H8.3Beweging van licht

H8.3Beweging van licht
1 / 17
volgende
Slide 1: Tekstslide
NatuurkundeMiddelbare schoolvmbo kLeerjaar 2

In deze les zitten 17 slides, met tekstslides en 1 video.

Onderdelen in deze les

H8.3Beweging van licht

Slide 1 - Tekstslide

Kleuren maken  
Wit licht bestaat uit verschillende kleuren. Met een prisma kun je die kleuren zichtbaar maken. Omgekeerd kun je met verschillende kleuren ook weer wit licht maken. In de afbeelding zie je drie lampen: rood, groen en violet.

Slide 2 - Tekstslide

Onthouden!  
Wit licht bestaat uit verschillende kleuren: rood, oranje, geel, groen, blauw en violet.  
Een prisma is een driehoekig geslepen glas.  
Een prisma breekt lichtstralen in de kleuren van het spectrum.  
Het licht van een gloeilamp heeft een mengkleur.  
Het licht van een laser is een zuivere kleur.  
Een laser is een lichtbron die maar één kleur licht geeft.  
De kleuren op een televisiescherm worden gemaakt door rood, groen en violet.  
Een voorwerp weerkaatst alleen de kleur of kleuren die je ziet.

Slide 3 - Tekstslide

Leerdoelen
  1. Je kunt uitleggen dat een lichtbron naar alle kanten lichtgolven uitzendt. 
  2.  Je kunt uitleggen dat de bergen en dalen van een lichtgolf in alle richtingen bewegen. 
  3.  Je kunt het verschil geven tussen geluid-golven en lichtgolven. 
  4.  Je kunt uitleggen hoe een schaduw ontstaat. 
  5.  Je kunt uitleggen wanneer je één of meerdere schaduwen hebt.

_Opdracht_. Wil je verdergaan met de lestekst over de beweging van licht, vanaf het punt waar die nu stopt? Je hebt de rijen niet nodig.

_Gegevensrijen_.

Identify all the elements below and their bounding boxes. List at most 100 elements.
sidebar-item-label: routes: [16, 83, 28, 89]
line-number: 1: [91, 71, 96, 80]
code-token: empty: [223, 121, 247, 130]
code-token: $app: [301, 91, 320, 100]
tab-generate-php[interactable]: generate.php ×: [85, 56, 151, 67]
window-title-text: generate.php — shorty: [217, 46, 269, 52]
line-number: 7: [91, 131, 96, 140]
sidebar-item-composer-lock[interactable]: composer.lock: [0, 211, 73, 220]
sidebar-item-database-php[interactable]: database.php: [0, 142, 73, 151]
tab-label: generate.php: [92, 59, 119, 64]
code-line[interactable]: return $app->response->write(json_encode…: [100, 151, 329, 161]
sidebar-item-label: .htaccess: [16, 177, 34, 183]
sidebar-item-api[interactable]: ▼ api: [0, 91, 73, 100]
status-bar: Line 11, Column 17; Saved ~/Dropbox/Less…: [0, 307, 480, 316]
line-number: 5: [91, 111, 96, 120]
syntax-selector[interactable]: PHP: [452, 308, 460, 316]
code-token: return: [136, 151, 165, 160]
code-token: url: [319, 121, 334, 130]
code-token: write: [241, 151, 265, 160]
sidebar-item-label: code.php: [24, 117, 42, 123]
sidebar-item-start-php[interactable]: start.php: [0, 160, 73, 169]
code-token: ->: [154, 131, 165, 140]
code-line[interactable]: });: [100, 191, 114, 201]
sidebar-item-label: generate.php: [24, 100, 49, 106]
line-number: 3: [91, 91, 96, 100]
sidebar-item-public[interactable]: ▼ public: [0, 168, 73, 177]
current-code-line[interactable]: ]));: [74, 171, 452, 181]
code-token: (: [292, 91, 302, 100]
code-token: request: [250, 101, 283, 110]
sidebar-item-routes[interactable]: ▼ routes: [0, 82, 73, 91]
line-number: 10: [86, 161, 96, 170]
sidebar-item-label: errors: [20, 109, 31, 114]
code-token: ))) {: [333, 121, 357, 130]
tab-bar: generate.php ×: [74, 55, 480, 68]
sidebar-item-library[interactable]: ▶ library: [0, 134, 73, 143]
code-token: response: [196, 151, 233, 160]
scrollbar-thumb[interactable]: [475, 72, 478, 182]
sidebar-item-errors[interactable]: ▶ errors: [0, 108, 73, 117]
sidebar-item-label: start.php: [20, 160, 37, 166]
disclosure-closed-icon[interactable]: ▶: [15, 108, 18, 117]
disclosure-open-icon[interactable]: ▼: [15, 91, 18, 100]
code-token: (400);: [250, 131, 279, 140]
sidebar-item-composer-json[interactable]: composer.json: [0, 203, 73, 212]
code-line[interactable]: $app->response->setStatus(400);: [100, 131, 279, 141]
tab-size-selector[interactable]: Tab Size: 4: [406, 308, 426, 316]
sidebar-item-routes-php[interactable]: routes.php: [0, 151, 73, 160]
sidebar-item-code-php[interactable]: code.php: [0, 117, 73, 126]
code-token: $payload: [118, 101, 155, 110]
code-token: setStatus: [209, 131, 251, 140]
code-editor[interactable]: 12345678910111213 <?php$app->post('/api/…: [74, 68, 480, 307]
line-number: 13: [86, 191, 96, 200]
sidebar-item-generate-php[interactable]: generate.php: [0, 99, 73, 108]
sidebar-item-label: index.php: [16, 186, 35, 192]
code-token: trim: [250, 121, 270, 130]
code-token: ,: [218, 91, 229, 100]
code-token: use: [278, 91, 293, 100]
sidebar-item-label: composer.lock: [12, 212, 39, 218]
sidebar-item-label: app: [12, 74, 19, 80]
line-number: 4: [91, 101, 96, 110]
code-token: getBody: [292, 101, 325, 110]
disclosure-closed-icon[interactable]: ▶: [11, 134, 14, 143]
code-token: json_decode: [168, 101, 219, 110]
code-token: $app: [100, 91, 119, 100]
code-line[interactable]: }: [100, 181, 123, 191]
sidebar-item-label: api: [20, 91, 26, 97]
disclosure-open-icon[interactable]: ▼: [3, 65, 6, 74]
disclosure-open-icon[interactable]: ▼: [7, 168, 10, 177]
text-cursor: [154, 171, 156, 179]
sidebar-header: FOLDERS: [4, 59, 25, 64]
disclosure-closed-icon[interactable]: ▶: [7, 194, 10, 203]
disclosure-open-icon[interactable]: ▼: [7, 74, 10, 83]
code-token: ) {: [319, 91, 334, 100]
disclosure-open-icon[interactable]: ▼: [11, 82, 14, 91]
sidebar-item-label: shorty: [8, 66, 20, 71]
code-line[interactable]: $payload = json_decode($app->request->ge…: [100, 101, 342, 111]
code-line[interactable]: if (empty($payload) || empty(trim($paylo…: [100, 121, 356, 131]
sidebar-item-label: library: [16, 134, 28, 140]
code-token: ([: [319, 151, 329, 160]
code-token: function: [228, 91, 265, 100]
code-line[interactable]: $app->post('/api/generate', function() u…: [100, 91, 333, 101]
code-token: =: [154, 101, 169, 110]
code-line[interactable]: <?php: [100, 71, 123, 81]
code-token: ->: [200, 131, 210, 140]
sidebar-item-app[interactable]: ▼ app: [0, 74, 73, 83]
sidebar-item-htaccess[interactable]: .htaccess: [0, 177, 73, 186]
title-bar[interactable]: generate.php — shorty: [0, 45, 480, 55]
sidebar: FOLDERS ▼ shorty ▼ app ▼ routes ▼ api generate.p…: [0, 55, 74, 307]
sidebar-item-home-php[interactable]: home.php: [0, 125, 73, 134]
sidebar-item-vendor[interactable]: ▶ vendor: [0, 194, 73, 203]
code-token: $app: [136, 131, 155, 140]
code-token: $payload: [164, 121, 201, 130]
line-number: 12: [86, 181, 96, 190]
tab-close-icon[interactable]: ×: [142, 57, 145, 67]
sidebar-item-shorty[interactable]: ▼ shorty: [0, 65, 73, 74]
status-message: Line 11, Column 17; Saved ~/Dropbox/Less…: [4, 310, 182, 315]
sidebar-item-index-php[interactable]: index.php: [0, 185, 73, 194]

_Antwoord_.
  6.  Je kunt uitleggen wat randstralen zijn. 
  7. Je kunt uitleggen wat een spiegel is. 
  8.  Je kunt vertellen hoe je spiegel-schrift kunt lezen. 
  9.  Je kunt een spiegelbeeld tekenen.

Slide 4 - Tekstslide

 Lichtgolven 
Een lamp is een lichtbron. Lichtstralen van een lamp gaan alle kanten uit. Het licht dat je ziet, heeft de beweging van een golf. 
 Een lamp straalt licht uit in alle richtingen. Het licht dat je ziet, is een soort golf. Net als water-golven beweegt een lichtgolf op en neer. Bij water zijn de golven ongeveer een meter groot. Bij licht zijn de golven kleiner dan een duizendste deel van een millimeter! 

Slide 5 - Tekstslide

Lichtgolven
De golven van water maken bergen en dalen omhoog en omlaag. Bij licht bewegen de bergen en dalen van de golf niet alleen omhoog en omlaag, maar alle kanten op (zie afbeelding). In de tekening is steeds maar één golf getekend, want het is onmogelijk om alle golven te tekenen. 

Slide 6 - Tekstslide

Lichtgolven
Lichtgolven gaan door lucht, door water en zelfs door het luchtledige. Lichtgolven hebben dus geen tussenstof nodig, zoals geluid.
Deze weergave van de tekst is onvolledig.